# THE TASK
Write out each entry, exactly the way it appears.

[Records contained in a dataset]
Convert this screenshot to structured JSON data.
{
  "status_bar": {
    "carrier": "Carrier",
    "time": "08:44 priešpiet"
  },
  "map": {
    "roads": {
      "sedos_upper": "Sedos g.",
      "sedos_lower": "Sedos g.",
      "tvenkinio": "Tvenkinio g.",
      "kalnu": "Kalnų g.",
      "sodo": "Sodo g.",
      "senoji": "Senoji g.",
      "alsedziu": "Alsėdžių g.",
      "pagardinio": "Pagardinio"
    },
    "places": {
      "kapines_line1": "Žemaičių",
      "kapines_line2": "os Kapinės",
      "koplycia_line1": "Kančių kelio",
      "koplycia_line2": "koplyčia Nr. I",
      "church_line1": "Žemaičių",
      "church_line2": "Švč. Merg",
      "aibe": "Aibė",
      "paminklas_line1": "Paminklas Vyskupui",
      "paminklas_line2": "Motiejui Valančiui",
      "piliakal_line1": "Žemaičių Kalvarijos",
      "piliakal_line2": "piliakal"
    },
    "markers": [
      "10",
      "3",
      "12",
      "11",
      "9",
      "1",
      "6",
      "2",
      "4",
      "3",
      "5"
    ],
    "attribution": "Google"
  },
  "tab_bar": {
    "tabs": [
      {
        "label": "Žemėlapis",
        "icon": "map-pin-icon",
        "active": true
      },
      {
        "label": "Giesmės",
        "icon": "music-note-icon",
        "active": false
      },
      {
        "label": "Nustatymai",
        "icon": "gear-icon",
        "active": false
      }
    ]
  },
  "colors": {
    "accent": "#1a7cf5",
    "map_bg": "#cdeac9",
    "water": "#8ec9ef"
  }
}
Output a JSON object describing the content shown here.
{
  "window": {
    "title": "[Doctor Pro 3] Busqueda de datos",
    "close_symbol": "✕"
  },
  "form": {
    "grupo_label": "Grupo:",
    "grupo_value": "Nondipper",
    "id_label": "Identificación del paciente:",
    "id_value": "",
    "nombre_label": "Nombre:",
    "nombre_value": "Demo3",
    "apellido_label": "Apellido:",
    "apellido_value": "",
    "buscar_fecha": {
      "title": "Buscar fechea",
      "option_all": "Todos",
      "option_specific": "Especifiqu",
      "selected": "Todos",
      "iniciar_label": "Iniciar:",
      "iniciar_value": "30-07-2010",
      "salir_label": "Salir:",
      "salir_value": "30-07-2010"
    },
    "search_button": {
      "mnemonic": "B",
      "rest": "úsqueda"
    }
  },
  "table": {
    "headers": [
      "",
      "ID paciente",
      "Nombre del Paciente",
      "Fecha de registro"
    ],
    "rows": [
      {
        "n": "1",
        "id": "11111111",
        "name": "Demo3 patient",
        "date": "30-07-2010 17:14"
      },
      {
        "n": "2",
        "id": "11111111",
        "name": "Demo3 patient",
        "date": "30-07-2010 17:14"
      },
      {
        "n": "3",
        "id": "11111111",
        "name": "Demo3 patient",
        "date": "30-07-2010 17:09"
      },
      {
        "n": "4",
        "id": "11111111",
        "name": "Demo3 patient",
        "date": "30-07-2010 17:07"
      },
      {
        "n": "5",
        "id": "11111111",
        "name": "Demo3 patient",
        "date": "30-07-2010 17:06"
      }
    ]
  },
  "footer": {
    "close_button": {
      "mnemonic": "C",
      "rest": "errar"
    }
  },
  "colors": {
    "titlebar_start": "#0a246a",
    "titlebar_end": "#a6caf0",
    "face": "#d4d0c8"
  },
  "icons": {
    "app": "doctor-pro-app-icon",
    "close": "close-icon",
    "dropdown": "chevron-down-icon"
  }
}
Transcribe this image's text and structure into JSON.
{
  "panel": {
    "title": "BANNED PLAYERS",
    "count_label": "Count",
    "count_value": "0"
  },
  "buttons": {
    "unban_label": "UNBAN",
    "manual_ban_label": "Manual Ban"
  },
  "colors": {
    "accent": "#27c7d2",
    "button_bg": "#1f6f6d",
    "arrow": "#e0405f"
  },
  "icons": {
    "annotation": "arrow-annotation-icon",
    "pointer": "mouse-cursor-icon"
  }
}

# TASK ANSWER
Convert this screenshot to structured JSON data.
{
  "status_bar": {
    "carrier": "Carrier",
    "time": "08:44 priešpiet"
  },
  "map": {
    "roads": {
      "sedos_upper": "Sedos g.",
      "sedos_lower": "Sedos g.",
      "tvenkinio": "Tvenkinio g.",
      "kalnu": "Kalnų g.",
      "sodo": "Sodo g.",
      "senoji": "Senoji g.",
      "alsedziu": "Alsėdžių g.",
      "pagardinio": "Pagardinio"
    },
    "places": {
      "kapines_line1": "Žemaičių",
      "kapines_line2": "os Kapinės",
      "koplycia_line1": "Kančių kelio",
      "koplycia_line2": "koplyčia Nr. I",
      "church_line1": "Žemaičių",
      "church_line2": "Švč. Merg",
      "aibe": "Aibė",
      "paminklas_line1": "Paminklas Vyskupui",
      "paminklas_line2": "Motiejui Valančiui",
      "piliakal_line1": "Žemaičių Kalvarijos",
      "piliakal_line2": "piliakal"
    },
    "markers": [
      "10",
      "3",
      "12",
      "11",
      "9",
      "1",
      "6",
      "2",
      "4",
      "3",
      "5"
    ],
    "attribution": "Google"
  },
  "tab_bar": {
    "tabs": [
      {
        "label": "Žemėlapis",
        "icon": "map-pin-icon",
        "active": true
      },
      {
        "label": "Giesmės",
        "icon": "music-note-icon",
        "active": false
      },
      {
        "label": "Nustatymai",
        "icon": "gear-icon",
        "active": false
      }
    ]
  },
  "colors": {
    "accent": "#1a7cf5",
    "map_bg": "#cdeac9",
    "water": "#8ec9ef"
  }
}
Output a JSON object describing the content shown here.
{
  "window": {
    "title": "[Doctor Pro 3] Busqueda de datos",
    "close_symbol": "✕"
  },
  "form": {
    "grupo_label": "Grupo:",
    "grupo_value": "Nondipper",
    "id_label": "Identificación del paciente:",
    "id_value": "",
    "nombre_label": "Nombre:",
    "nombre_value": "Demo3",
    "apellido_label": "Apellido:",
    "apellido_value": "",
    "buscar_fecha": {
      "title": "Buscar fechea",
      "option_all": "Todos",
      "option_specific": "Especifiqu",
      "selected": "Todos",
      "iniciar_label": "Iniciar:",
      "iniciar_value": "30-07-2010",
      "salir_label": "Salir:",
      "salir_value": "30-07-2010"
    },
    "search_button": {
      "mnemonic": "B",
      "rest": "úsqueda"
    }
  },
  "table": {
    "headers": [
      "",
      "ID paciente",
      "Nombre del Paciente",
      "Fecha de registro"
    ],
    "rows": [
      {
        "n": "1",
        "id": "11111111",
        "name": "Demo3 patient",
        "date": "30-07-2010 17:14"
      },
      {
        "n": "2",
        "id": "11111111",
        "name": "Demo3 patient",
        "date": "30-07-2010 17:14"
      },
      {
        "n": "3",
        "id": "11111111",
        "name": "Demo3 patient",
        "date": "30-07-2010 17:09"
      },
      {
        "n": "4",
        "id": "11111111",
        "name": "Demo3 patient",
        "date": "30-07-2010 17:07"
      },
      {
        "n": "5",
        "id": "11111111",
        "name": "Demo3 patient",
        "date": "30-07-2010 17:06"
      }
    ]
  },
  "footer": {
    "close_button": {
      "mnemonic": "C",
      "rest": "errar"
    }
  },
  "colors": {
    "titlebar_start": "#0a246a",
    "titlebar_end": "#a6caf0",
    "face": "#d4d0c8"
  },
  "icons": {
    "app": "doctor-pro-app-icon",
    "close": "close-icon",
    "dropdown": "chevron-down-icon"
  }
}
Transcribe this image's text and structure into JSON.
{
  "panel": {
    "title": "BANNED PLAYERS",
    "count_label": "Count",
    "count_value": "0"
  },
  "buttons": {
    "unban_label": "UNBAN",
    "manual_ban_label": "Manual Ban"
  },
  "colors": {
    "accent": "#27c7d2",
    "button_bg": "#1f6f6d",
    "arrow": "#e0405f"
  },
  "icons": {
    "annotation": "arrow-annotation-icon",
    "pointer": "mouse-cursor-icon"
  }
}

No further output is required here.